Start of Material to process

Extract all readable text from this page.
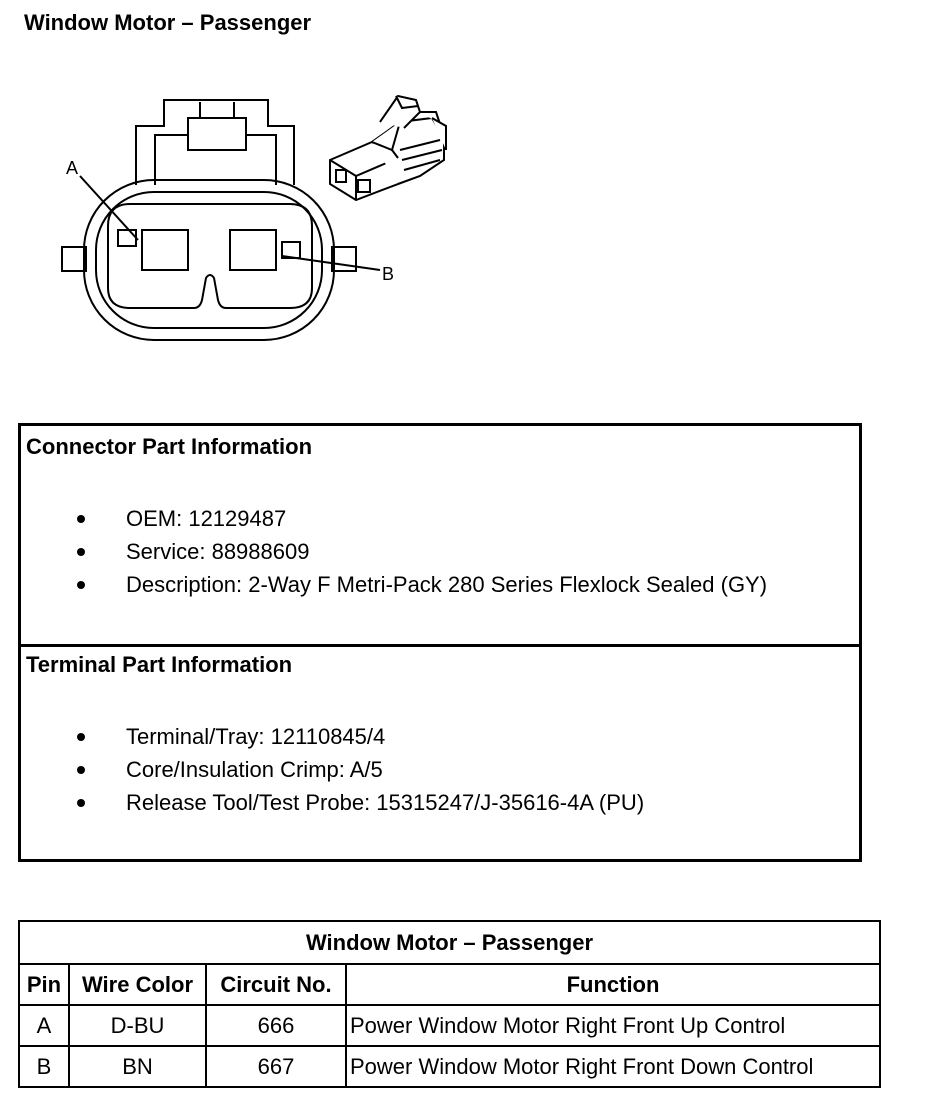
Window Motor – Passenger
A
B
Connector Part Information
OEM: 12129487
Service: 88988609
Description: 2-Way F Metri-Pack 280 Series Flexlock Sealed (GY)
Terminal Part Information
Terminal/Tray: 12110845/4
Core/Insulation Crimp: A/5
Release Tool/Test Probe: 15315247/J-35616-4A (PU)
Window Motor – Passenger			
Pin	Wire Color	Circuit No.	Function
A	D-BU	666	Power Window Motor Right Front Up Control
B	BN	667	Power Window Motor Right Front Down Control
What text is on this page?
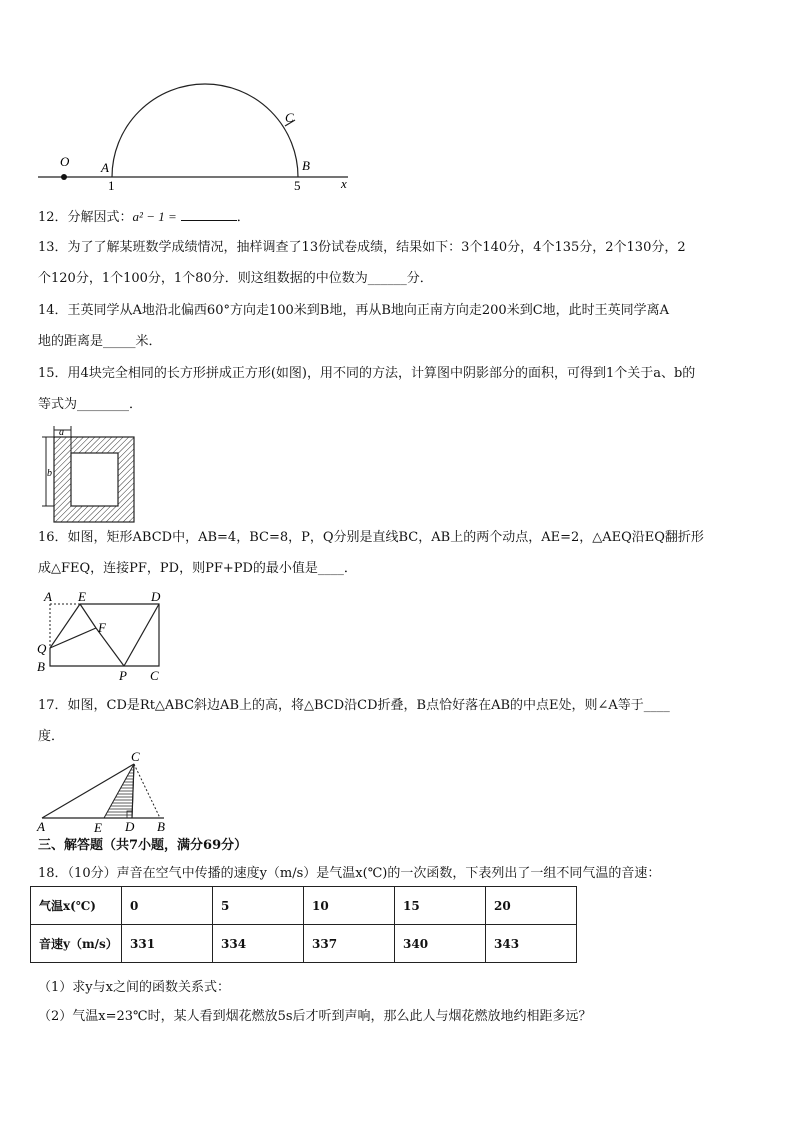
O A	B
C
x
1	5
12．分解因式：a² − 1 =	．
13．为了了解某班数学成绩情况，抽样调查了13份试卷成绩，结果如下：3个140分，4个135分，2个130分，2
个120分，1个100分，1个80分．则这组数据的中位数为______分．
14．王英同学从A地沿北偏西60°方向走100米到B地，再从B地向正南方向走200米到C地，此时王英同学离A
地的距离是_____米．
15．用4块完全相同的长方形拼成正方形(如图)，用不同的方法，计算图中阴影部分的面积，可得到1个关于a、b的
等式为________．
a
b
16．如图，矩形ABCD中，AB=4，BC=8，P，Q分别是直线BC，AB上的两个动点，AE=2，△AEQ沿EQ翻折形
成△FEQ，连接PF，PD，则PF+PD的最小值是____．
A E	D
F
Q
B
P C
17．如图，CD是Rt△ABC斜边AB上的高，将△BCD沿CD折叠，B点恰好落在AB的中点E处，则∠A等于____
度．
C
A	E D B
三、解答题（共7小题，满分69分）
18．（10分）声音在空气中传播的速度y（m/s）是气温x(℃)的一次函数，下表列出了一组不同气温的音速：
气温x(℃)	0	5	10	15	20
音速y（m/s）	331	334	337	340	343
（1）求y与x之间的函数关系式：
（2）气温x=23℃时，某人看到烟花燃放5s后才听到声响，那么此人与烟花燃放地约相距多远？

End of Material to process

Exercise description »
All the records above need to be given again word for word. Skip the pictures.

Reply to the exercise »
Extract all readable text from this page.
Window Motor – Passenger
A
B
Connector Part Information
OEM: 12129487
Service: 88988609
Description: 2-Way F Metri-Pack 280 Series Flexlock Sealed (GY)
Terminal Part Information
Terminal/Tray: 12110845/4
Core/Insulation Crimp: A/5
Release Tool/Test Probe: 15315247/J-35616-4A (PU)
Window Motor – Passenger			
Pin	Wire Color	Circuit No.	Function
A	D-BU	666	Power Window Motor Right Front Up Control
B	BN	667	Power Window Motor Right Front Down Control
What text is on this page?
O A	B
C
x
1	5
12．分解因式：a² − 1 =	．
13．为了了解某班数学成绩情况，抽样调查了13份试卷成绩，结果如下：3个140分，4个135分，2个130分，2
个120分，1个100分，1个80分．则这组数据的中位数为______分．
14．王英同学从A地沿北偏西60°方向走100米到B地，再从B地向正南方向走200米到C地，此时王英同学离A
地的距离是_____米．
15．用4块完全相同的长方形拼成正方形(如图)，用不同的方法，计算图中阴影部分的面积，可得到1个关于a、b的
等式为________．
a
b
16．如图，矩形ABCD中，AB=4，BC=8，P，Q分别是直线BC，AB上的两个动点，AE=2，△AEQ沿EQ翻折形
成△FEQ，连接PF，PD，则PF+PD的最小值是____．
A E	D
F
Q
B
P C
17．如图，CD是Rt△ABC斜边AB上的高，将△BCD沿CD折叠，B点恰好落在AB的中点E处，则∠A等于____
度．
C
A	E D B
三、解答题（共7小题，满分69分）
18．（10分）声音在空气中传播的速度y（m/s）是气温x(℃)的一次函数，下表列出了一组不同气温的音速：
气温x(℃)	0	5	10	15	20
音速y（m/s）	331	334	337	340	343
（1）求y与x之间的函数关系式：
（2）气温x=23℃时，某人看到烟花燃放5s后才听到声响，那么此人与烟花燃放地约相距多远？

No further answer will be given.